» The problem
Can you print the data exactly and leave out each image?
───── Records supplied
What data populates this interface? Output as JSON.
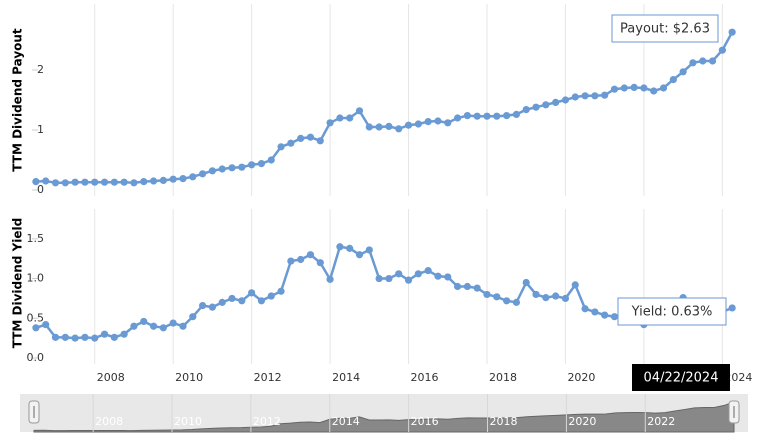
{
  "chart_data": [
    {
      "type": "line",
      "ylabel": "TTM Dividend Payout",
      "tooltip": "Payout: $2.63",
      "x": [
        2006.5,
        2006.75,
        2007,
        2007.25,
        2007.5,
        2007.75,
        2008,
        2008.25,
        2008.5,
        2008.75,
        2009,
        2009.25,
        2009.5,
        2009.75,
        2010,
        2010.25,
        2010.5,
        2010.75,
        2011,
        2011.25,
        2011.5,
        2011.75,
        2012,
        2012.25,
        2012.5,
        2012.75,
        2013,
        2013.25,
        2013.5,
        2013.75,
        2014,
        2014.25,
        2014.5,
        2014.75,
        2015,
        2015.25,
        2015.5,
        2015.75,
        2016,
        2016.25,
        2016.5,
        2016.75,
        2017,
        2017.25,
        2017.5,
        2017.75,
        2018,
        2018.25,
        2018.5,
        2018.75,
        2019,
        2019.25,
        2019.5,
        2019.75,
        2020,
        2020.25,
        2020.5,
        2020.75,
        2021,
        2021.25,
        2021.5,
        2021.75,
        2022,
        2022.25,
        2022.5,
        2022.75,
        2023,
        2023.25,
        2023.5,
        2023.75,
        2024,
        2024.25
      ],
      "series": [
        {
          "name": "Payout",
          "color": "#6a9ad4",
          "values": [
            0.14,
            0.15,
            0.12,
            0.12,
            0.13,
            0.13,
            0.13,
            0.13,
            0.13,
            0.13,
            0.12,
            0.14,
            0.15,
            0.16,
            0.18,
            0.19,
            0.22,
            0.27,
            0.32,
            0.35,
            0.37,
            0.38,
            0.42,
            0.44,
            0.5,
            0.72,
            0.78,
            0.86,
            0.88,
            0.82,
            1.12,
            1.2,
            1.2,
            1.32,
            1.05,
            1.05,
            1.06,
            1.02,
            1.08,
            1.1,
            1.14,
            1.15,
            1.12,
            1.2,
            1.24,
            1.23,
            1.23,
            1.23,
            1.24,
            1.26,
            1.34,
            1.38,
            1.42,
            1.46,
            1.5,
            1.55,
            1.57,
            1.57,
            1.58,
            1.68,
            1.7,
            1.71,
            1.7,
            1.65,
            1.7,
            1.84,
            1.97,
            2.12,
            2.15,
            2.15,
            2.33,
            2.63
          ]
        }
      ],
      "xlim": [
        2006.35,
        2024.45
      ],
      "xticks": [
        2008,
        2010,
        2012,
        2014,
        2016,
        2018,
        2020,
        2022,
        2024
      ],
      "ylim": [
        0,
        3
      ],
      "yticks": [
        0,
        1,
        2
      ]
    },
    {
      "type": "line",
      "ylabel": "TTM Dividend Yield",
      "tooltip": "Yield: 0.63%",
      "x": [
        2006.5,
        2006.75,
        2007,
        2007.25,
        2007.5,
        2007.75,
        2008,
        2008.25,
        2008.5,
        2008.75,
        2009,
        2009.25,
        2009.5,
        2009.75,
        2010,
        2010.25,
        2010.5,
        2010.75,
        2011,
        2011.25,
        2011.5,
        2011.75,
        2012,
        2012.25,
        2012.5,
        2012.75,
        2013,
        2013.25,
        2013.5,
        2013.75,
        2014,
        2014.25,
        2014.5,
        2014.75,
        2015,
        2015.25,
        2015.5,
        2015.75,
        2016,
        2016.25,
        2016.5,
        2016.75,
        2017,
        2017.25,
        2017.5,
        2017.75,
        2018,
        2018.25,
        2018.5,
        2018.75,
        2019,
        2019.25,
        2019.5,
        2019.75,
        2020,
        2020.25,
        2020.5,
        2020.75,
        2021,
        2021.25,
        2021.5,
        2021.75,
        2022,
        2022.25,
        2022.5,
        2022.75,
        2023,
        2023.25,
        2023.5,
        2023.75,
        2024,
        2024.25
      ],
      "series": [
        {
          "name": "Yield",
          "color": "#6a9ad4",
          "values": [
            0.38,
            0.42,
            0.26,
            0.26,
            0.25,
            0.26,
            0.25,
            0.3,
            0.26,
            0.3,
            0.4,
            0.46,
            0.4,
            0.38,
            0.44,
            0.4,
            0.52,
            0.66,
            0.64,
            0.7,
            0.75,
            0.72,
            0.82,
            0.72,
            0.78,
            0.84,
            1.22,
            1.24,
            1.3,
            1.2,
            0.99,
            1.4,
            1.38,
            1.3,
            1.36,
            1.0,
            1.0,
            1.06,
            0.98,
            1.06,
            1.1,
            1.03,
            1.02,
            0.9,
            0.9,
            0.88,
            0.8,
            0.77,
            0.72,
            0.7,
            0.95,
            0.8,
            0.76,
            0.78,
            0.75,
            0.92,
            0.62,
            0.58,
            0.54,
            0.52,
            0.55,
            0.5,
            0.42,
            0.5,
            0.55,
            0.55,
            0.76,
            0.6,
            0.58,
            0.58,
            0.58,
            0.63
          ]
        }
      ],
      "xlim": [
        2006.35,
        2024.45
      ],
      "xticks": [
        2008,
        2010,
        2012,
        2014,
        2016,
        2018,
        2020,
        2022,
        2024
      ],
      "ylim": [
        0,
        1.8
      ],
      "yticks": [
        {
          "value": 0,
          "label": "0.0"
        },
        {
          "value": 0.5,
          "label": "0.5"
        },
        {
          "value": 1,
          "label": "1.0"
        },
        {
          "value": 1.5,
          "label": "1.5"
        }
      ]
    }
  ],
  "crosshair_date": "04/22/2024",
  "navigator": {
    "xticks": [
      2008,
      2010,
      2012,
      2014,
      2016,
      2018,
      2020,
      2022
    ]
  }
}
──────────
» Result of the exercise
What data populates this interface? Output as JSON.
{
  "chart_data": [
    {
      "type": "line",
      "ylabel": "TTM Dividend Payout",
      "tooltip": "Payout: $2.63",
      "x": [
        2006.5,
        2006.75,
        2007,
        2007.25,
        2007.5,
        2007.75,
        2008,
        2008.25,
        2008.5,
        2008.75,
        2009,
        2009.25,
        2009.5,
        2009.75,
        2010,
        2010.25,
        2010.5,
        2010.75,
        2011,
        2011.25,
        2011.5,
        2011.75,
        2012,
        2012.25,
        2012.5,
        2012.75,
        2013,
        2013.25,
        2013.5,
        2013.75,
        2014,
        2014.25,
        2014.5,
        2014.75,
        2015,
        2015.25,
        2015.5,
        2015.75,
        2016,
        2016.25,
        2016.5,
        2016.75,
        2017,
        2017.25,
        2017.5,
        2017.75,
        2018,
        2018.25,
        2018.5,
        2018.75,
        2019,
        2019.25,
        2019.5,
        2019.75,
        2020,
        2020.25,
        2020.5,
        2020.75,
        2021,
        2021.25,
        2021.5,
        2021.75,
        2022,
        2022.25,
        2022.5,
        2022.75,
        2023,
        2023.25,
        2023.5,
        2023.75,
        2024,
        2024.25
      ],
      "series": [
        {
          "name": "Payout",
          "color": "#6a9ad4",
          "values": [
            0.14,
            0.15,
            0.12,
            0.12,
            0.13,
            0.13,
            0.13,
            0.13,
            0.13,
            0.13,
            0.12,
            0.14,
            0.15,
            0.16,
            0.18,
            0.19,
            0.22,
            0.27,
            0.32,
            0.35,
            0.37,
            0.38,
            0.42,
            0.44,
            0.5,
            0.72,
            0.78,
            0.86,
            0.88,
            0.82,
            1.12,
            1.2,
            1.2,
            1.32,
            1.05,
            1.05,
            1.06,
            1.02,
            1.08,
            1.1,
            1.14,
            1.15,
            1.12,
            1.2,
            1.24,
            1.23,
            1.23,
            1.23,
            1.24,
            1.26,
            1.34,
            1.38,
            1.42,
            1.46,
            1.5,
            1.55,
            1.57,
            1.57,
            1.58,
            1.68,
            1.7,
            1.71,
            1.7,
            1.65,
            1.7,
            1.84,
            1.97,
            2.12,
            2.15,
            2.15,
            2.33,
            2.63
          ]
        }
      ],
      "xlim": [
        2006.35,
        2024.45
      ],
      "xticks": [
        2008,
        2010,
        2012,
        2014,
        2016,
        2018,
        2020,
        2022,
        2024
      ],
      "ylim": [
        0,
        3
      ],
      "yticks": [
        0,
        1,
        2
      ]
    },
    {
      "type": "line",
      "ylabel": "TTM Dividend Yield",
      "tooltip": "Yield: 0.63%",
      "x": [
        2006.5,
        2006.75,
        2007,
        2007.25,
        2007.5,
        2007.75,
        2008,
        2008.25,
        2008.5,
        2008.75,
        2009,
        2009.25,
        2009.5,
        2009.75,
        2010,
        2010.25,
        2010.5,
        2010.75,
        2011,
        2011.25,
        2011.5,
        2011.75,
        2012,
        2012.25,
        2012.5,
        2012.75,
        2013,
        2013.25,
        2013.5,
        2013.75,
        2014,
        2014.25,
        2014.5,
        2014.75,
        2015,
        2015.25,
        2015.5,
        2015.75,
        2016,
        2016.25,
        2016.5,
        2016.75,
        2017,
        2017.25,
        2017.5,
        2017.75,
        2018,
        2018.25,
        2018.5,
        2018.75,
        2019,
        2019.25,
        2019.5,
        2019.75,
        2020,
        2020.25,
        2020.5,
        2020.75,
        2021,
        2021.25,
        2021.5,
        2021.75,
        2022,
        2022.25,
        2022.5,
        2022.75,
        2023,
        2023.25,
        2023.5,
        2023.75,
        2024,
        2024.25
      ],
      "series": [
        {
          "name": "Yield",
          "color": "#6a9ad4",
          "values": [
            0.38,
            0.42,
            0.26,
            0.26,
            0.25,
            0.26,
            0.25,
            0.3,
            0.26,
            0.3,
            0.4,
            0.46,
            0.4,
            0.38,
            0.44,
            0.4,
            0.52,
            0.66,
            0.64,
            0.7,
            0.75,
            0.72,
            0.82,
            0.72,
            0.78,
            0.84,
            1.22,
            1.24,
            1.3,
            1.2,
            0.99,
            1.4,
            1.38,
            1.3,
            1.36,
            1.0,
            1.0,
            1.06,
            0.98,
            1.06,
            1.1,
            1.03,
            1.02,
            0.9,
            0.9,
            0.88,
            0.8,
            0.77,
            0.72,
            0.7,
            0.95,
            0.8,
            0.76,
            0.78,
            0.75,
            0.92,
            0.62,
            0.58,
            0.54,
            0.52,
            0.55,
            0.5,
            0.42,
            0.5,
            0.55,
            0.55,
            0.76,
            0.6,
            0.58,
            0.58,
            0.58,
            0.63
          ]
        }
      ],
      "xlim": [
        2006.35,
        2024.45
      ],
      "xticks": [
        2008,
        2010,
        2012,
        2014,
        2016,
        2018,
        2020,
        2022,
        2024
      ],
      "ylim": [
        0,
        1.8
      ],
      "yticks": [
        {
          "value": 0,
          "label": "0.0"
        },
        {
          "value": 0.5,
          "label": "0.5"
        },
        {
          "value": 1,
          "label": "1.0"
        },
        {
          "value": 1.5,
          "label": "1.5"
        }
      ]
    }
  ],
  "crosshair_date": "04/22/2024",
  "navigator": {
    "xticks": [
      2008,
      2010,
      2012,
      2014,
      2016,
      2018,
      2020,
      2022
    ]
  }
}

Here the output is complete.